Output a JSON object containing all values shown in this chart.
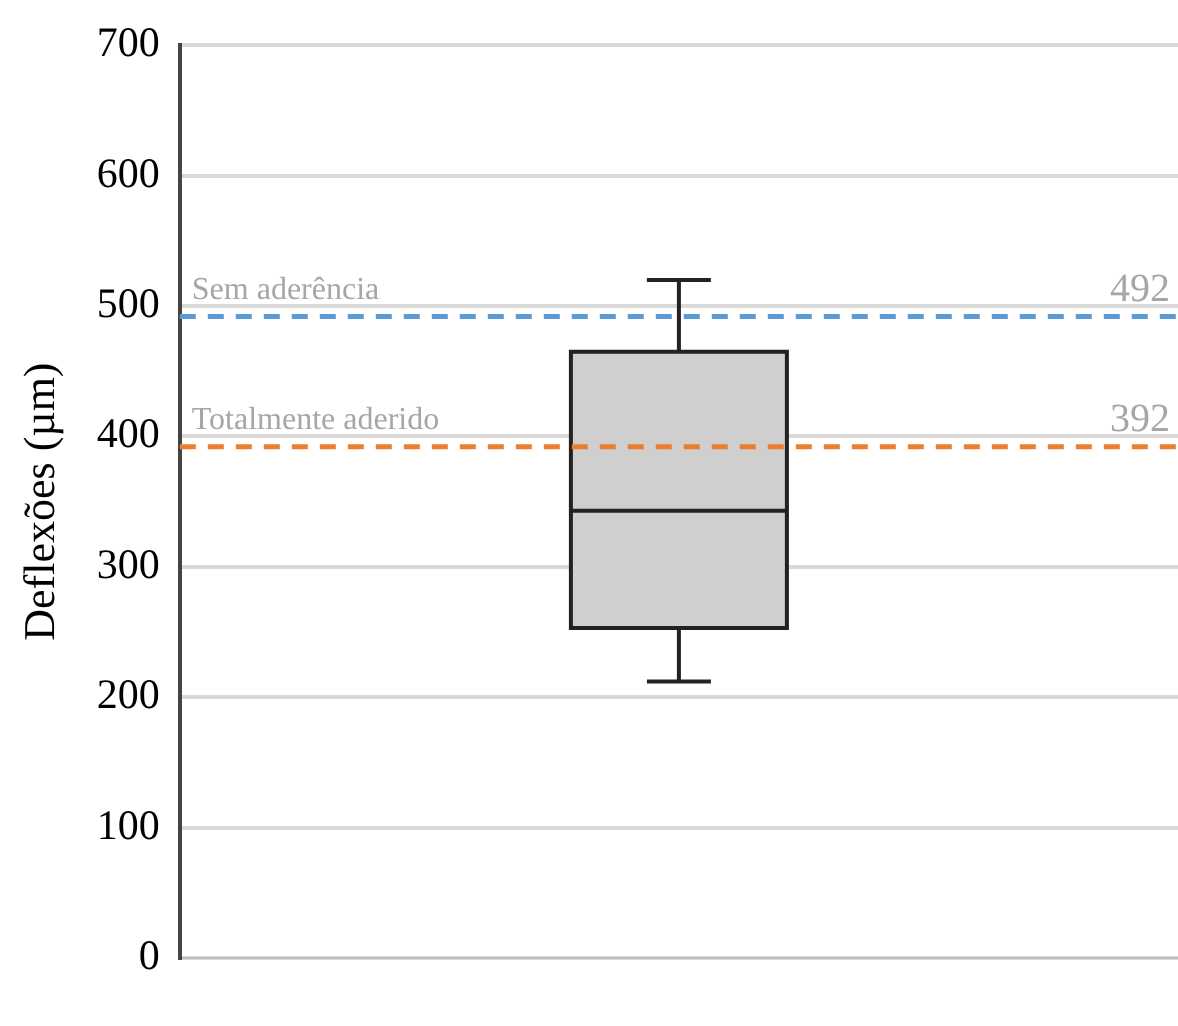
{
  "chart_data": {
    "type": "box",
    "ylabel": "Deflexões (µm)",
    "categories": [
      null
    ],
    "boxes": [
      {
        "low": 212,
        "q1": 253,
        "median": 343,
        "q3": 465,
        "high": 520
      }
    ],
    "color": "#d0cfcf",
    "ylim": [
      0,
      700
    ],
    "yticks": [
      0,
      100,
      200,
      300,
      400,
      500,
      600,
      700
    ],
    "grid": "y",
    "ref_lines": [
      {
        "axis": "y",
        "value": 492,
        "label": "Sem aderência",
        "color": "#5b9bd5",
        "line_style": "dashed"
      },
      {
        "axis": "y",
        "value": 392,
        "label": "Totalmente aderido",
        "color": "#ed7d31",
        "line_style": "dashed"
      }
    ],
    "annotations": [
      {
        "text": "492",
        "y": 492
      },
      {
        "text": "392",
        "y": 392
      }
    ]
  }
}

━━━

→ Required task:
Working from the lines above, reproduce the material exactly and exclude its pictures.

→ Final result:
Output a JSON object containing all values shown in this chart.
{
  "chart_data": {
    "type": "box",
    "ylabel": "Deflexões (µm)",
    "categories": [
      null
    ],
    "boxes": [
      {
        "low": 212,
        "q1": 253,
        "median": 343,
        "q3": 465,
        "high": 520
      }
    ],
    "color": "#d0cfcf",
    "ylim": [
      0,
      700
    ],
    "yticks": [
      0,
      100,
      200,
      300,
      400,
      500,
      600,
      700
    ],
    "grid": "y",
    "ref_lines": [
      {
        "axis": "y",
        "value": 492,
        "label": "Sem aderência",
        "color": "#5b9bd5",
        "line_style": "dashed"
      },
      {
        "axis": "y",
        "value": 392,
        "label": "Totalmente aderido",
        "color": "#ed7d31",
        "line_style": "dashed"
      }
    ],
    "annotations": [
      {
        "text": "492",
        "y": 492
      },
      {
        "text": "392",
        "y": 392
      }
    ]
  }
}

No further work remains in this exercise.